Requirement:
Copy out each line below that has the word "JSON" in it.

[Dataset rows about figures]
____
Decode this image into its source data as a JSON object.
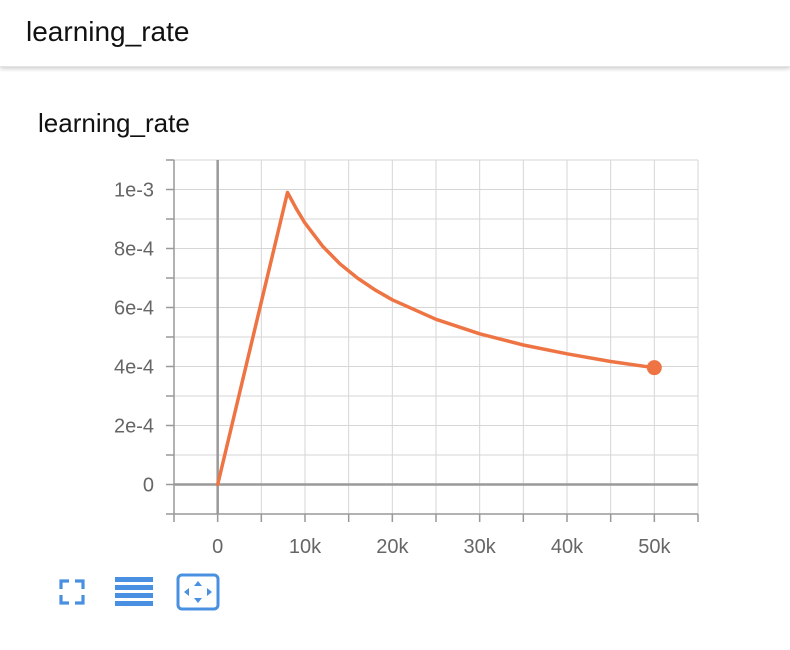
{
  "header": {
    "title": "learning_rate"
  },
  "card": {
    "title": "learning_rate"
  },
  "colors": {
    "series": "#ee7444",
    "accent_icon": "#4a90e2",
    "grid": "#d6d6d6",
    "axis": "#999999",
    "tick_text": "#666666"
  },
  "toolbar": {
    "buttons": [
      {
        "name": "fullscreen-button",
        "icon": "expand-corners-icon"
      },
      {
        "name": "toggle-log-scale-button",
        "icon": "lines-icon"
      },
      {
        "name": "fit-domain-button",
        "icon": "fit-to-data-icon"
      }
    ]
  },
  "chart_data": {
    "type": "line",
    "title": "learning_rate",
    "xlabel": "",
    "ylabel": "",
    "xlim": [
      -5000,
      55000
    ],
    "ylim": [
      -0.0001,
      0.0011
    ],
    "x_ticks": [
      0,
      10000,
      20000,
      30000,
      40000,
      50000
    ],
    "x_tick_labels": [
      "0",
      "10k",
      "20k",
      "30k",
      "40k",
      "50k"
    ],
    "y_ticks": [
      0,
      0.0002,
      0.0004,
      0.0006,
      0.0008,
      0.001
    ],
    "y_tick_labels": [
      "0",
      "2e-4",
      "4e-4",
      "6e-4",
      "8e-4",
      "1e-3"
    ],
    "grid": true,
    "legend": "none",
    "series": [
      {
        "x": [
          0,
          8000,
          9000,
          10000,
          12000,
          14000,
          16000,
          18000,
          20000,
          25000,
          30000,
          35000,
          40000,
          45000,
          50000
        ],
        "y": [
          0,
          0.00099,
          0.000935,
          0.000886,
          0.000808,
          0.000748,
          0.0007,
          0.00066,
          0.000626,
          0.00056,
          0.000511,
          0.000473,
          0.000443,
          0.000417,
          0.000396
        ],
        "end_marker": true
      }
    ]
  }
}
____
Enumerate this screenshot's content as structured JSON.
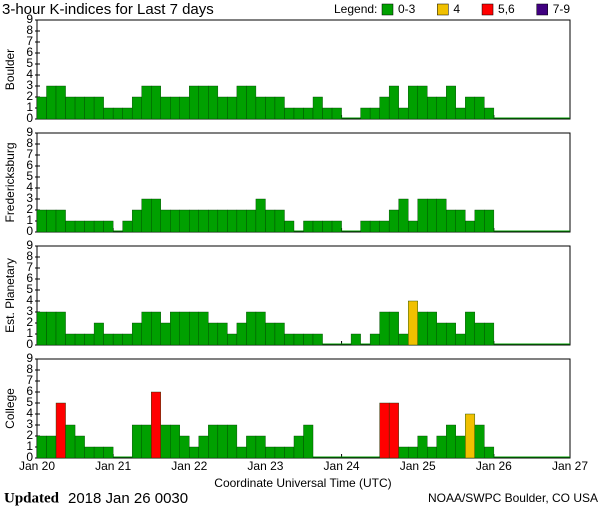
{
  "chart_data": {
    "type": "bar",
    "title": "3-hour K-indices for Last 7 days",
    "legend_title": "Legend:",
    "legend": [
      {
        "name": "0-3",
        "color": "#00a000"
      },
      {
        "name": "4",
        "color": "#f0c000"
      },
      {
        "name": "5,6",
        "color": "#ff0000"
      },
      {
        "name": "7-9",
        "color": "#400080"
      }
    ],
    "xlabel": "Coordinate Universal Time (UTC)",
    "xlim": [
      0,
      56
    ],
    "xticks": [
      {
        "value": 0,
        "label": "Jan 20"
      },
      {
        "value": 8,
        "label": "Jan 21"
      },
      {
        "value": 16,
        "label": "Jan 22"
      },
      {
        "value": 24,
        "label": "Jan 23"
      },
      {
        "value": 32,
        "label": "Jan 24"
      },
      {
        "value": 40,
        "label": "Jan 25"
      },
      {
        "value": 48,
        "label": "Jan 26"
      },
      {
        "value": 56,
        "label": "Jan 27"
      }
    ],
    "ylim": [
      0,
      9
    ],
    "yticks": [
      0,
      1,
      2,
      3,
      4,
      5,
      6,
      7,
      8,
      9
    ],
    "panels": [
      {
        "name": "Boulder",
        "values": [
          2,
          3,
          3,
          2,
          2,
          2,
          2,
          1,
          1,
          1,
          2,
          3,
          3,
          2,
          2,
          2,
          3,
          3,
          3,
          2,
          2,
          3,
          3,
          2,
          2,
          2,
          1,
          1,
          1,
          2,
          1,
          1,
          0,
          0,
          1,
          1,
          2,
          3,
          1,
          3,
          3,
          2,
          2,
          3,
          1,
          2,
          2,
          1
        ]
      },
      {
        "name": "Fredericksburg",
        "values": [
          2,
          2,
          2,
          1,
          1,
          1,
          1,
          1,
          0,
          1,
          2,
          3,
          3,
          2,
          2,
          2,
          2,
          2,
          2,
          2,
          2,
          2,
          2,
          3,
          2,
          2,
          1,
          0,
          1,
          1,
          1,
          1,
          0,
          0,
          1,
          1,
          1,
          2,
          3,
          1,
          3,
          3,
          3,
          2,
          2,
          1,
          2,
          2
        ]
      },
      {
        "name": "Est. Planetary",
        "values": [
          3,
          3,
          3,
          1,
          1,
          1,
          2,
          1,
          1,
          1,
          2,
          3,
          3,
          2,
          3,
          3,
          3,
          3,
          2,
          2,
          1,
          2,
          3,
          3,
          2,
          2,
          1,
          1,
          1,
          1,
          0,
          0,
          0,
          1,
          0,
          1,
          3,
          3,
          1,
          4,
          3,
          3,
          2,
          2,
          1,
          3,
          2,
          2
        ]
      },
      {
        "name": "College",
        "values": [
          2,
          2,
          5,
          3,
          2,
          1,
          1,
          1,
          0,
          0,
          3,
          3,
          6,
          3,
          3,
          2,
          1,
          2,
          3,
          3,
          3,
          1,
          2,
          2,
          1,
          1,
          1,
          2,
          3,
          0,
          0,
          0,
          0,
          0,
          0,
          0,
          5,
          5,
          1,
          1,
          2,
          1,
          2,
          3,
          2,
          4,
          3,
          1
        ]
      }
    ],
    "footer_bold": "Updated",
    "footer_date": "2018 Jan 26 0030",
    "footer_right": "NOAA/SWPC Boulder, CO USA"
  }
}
____
Finished task:
Decode this image into its source data as a JSON object.
Enumerate this screenshot's content as structured JSON.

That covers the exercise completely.